- SUPPLIED MATERIAL:
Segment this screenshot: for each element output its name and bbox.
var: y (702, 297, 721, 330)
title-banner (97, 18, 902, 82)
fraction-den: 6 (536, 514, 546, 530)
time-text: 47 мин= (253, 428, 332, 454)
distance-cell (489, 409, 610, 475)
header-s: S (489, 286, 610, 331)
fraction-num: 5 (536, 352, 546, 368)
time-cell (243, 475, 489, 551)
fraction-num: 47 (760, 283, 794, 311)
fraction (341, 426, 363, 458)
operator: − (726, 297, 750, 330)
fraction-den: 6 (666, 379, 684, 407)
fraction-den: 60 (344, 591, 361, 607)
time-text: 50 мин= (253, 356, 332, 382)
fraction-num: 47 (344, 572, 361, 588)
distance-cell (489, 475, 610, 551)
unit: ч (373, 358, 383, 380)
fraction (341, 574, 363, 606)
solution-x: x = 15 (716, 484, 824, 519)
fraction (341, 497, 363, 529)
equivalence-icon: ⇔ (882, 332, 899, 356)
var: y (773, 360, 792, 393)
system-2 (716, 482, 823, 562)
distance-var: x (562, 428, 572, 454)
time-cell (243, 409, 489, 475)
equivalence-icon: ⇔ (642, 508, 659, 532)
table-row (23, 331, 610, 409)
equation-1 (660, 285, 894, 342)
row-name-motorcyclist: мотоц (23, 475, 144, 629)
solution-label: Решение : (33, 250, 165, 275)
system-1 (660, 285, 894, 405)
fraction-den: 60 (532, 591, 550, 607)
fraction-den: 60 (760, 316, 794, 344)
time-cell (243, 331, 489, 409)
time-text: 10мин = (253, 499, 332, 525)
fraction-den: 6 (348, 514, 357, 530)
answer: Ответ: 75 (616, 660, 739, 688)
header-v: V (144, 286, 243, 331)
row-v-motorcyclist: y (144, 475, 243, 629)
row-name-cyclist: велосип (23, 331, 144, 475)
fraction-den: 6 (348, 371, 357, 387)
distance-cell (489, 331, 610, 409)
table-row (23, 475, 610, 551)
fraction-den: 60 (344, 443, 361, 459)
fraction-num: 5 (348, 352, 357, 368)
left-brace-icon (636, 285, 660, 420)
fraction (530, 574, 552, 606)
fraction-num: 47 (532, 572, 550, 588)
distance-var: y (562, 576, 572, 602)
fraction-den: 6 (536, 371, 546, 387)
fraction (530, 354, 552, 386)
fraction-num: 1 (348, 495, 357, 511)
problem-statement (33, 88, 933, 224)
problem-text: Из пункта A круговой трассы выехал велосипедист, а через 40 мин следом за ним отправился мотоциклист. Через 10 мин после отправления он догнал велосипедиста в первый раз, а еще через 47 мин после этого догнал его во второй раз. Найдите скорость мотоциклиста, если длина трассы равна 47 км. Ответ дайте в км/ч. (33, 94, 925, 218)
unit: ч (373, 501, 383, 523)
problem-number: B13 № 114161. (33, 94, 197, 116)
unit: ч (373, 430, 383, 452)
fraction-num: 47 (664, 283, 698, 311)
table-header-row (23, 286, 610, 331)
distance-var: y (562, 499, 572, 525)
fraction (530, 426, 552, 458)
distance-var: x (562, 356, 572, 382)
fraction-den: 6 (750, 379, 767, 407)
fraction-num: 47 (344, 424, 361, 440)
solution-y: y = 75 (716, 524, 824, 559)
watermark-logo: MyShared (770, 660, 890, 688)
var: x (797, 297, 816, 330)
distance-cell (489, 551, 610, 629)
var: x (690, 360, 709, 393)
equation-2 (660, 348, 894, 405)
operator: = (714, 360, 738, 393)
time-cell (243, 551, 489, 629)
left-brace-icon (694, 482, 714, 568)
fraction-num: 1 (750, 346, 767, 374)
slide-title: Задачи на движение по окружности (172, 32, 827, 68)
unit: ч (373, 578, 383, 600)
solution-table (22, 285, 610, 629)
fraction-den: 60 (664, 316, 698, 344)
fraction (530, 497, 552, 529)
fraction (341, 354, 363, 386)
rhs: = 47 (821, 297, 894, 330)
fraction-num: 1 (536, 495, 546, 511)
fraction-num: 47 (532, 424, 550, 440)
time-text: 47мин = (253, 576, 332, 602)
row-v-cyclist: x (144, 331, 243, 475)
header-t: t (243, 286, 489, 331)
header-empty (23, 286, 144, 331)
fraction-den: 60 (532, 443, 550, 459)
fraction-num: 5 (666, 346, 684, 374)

- TASK BRIEF:
Copy every line above word for word.

- FINISHED TASK:
Segment this screenshot: for each element output its name and bbox.
var: y (702, 297, 721, 330)
title-banner (97, 18, 902, 82)
fraction-den: 6 (536, 514, 546, 530)
time-text: 47 мин= (253, 428, 332, 454)
distance-cell (489, 409, 610, 475)
header-s: S (489, 286, 610, 331)
fraction-num: 5 (536, 352, 546, 368)
time-cell (243, 475, 489, 551)
fraction-num: 47 (760, 283, 794, 311)
fraction (341, 426, 363, 458)
operator: − (726, 297, 750, 330)
fraction-den: 6 (666, 379, 684, 407)
fraction-den: 60 (344, 591, 361, 607)
time-text: 50 мин= (253, 356, 332, 382)
fraction-num: 47 (344, 572, 361, 588)
distance-cell (489, 475, 610, 551)
unit: ч (373, 358, 383, 380)
fraction (341, 574, 363, 606)
solution-x: x = 15 (716, 484, 824, 519)
fraction (341, 497, 363, 529)
equivalence-icon: ⇔ (882, 332, 899, 356)
var: y (773, 360, 792, 393)
system-2 (716, 482, 823, 562)
distance-var: x (562, 428, 572, 454)
time-cell (243, 409, 489, 475)
equivalence-icon: ⇔ (642, 508, 659, 532)
table-row (23, 331, 610, 409)
equation-1 (660, 285, 894, 342)
row-name-motorcyclist: мотоц (23, 475, 144, 629)
solution-label: Решение : (33, 250, 165, 275)
system-1 (660, 285, 894, 405)
fraction-den: 60 (532, 591, 550, 607)
fraction-den: 60 (760, 316, 794, 344)
time-cell (243, 331, 489, 409)
time-text: 10мин = (253, 499, 332, 525)
fraction-den: 6 (348, 514, 357, 530)
answer: Ответ: 75 (616, 660, 739, 688)
header-v: V (144, 286, 243, 331)
row-v-motorcyclist: y (144, 475, 243, 629)
row-name-cyclist: велосип (23, 331, 144, 475)
fraction-den: 6 (348, 371, 357, 387)
distance-cell (489, 331, 610, 409)
table-row (23, 475, 610, 551)
fraction-den: 60 (344, 443, 361, 459)
fraction-num: 5 (348, 352, 357, 368)
left-brace-icon (636, 285, 660, 420)
fraction (530, 574, 552, 606)
fraction-num: 47 (532, 572, 550, 588)
distance-var: y (562, 576, 572, 602)
fraction-den: 6 (536, 371, 546, 387)
fraction (530, 354, 552, 386)
fraction-num: 1 (348, 495, 357, 511)
problem-statement (33, 88, 933, 224)
problem-text: Из пункта A круговой трассы выехал велосипедист, а через 40 мин следом за ним отправился мотоциклист. Через 10 мин после отправления он догнал велосипедиста в первый раз, а еще через 47 мин после этого догнал его во второй раз. Найдите скорость мотоциклиста, если длина трассы равна 47 км. Ответ дайте в км/ч. (33, 94, 925, 218)
unit: ч (373, 501, 383, 523)
problem-number: B13 № 114161. (33, 94, 197, 116)
unit: ч (373, 430, 383, 452)
fraction-num: 47 (664, 283, 698, 311)
table-header-row (23, 286, 610, 331)
distance-var: y (562, 499, 572, 525)
fraction (530, 426, 552, 458)
distance-var: x (562, 356, 572, 382)
fraction-den: 6 (750, 379, 767, 407)
fraction-num: 47 (344, 424, 361, 440)
solution-y: y = 75 (716, 524, 824, 559)
watermark-logo: MyShared (770, 660, 890, 688)
var: x (797, 297, 816, 330)
distance-cell (489, 551, 610, 629)
var: x (690, 360, 709, 393)
equation-2 (660, 348, 894, 405)
operator: = (714, 360, 738, 393)
time-cell (243, 551, 489, 629)
left-brace-icon (694, 482, 714, 568)
fraction-num: 1 (750, 346, 767, 374)
slide-title: Задачи на движение по окружности (172, 32, 827, 68)
unit: ч (373, 578, 383, 600)
solution-table (22, 285, 610, 629)
fraction-den: 60 (664, 316, 698, 344)
fraction (530, 497, 552, 529)
fraction (341, 354, 363, 386)
rhs: = 47 (821, 297, 894, 330)
fraction-num: 1 (536, 495, 546, 511)
fraction-num: 47 (532, 424, 550, 440)
time-text: 47мин = (253, 576, 332, 602)
row-v-cyclist: x (144, 331, 243, 475)
header-t: t (243, 286, 489, 331)
header-empty (23, 286, 144, 331)
fraction-den: 60 (532, 443, 550, 459)
fraction-num: 5 (666, 346, 684, 374)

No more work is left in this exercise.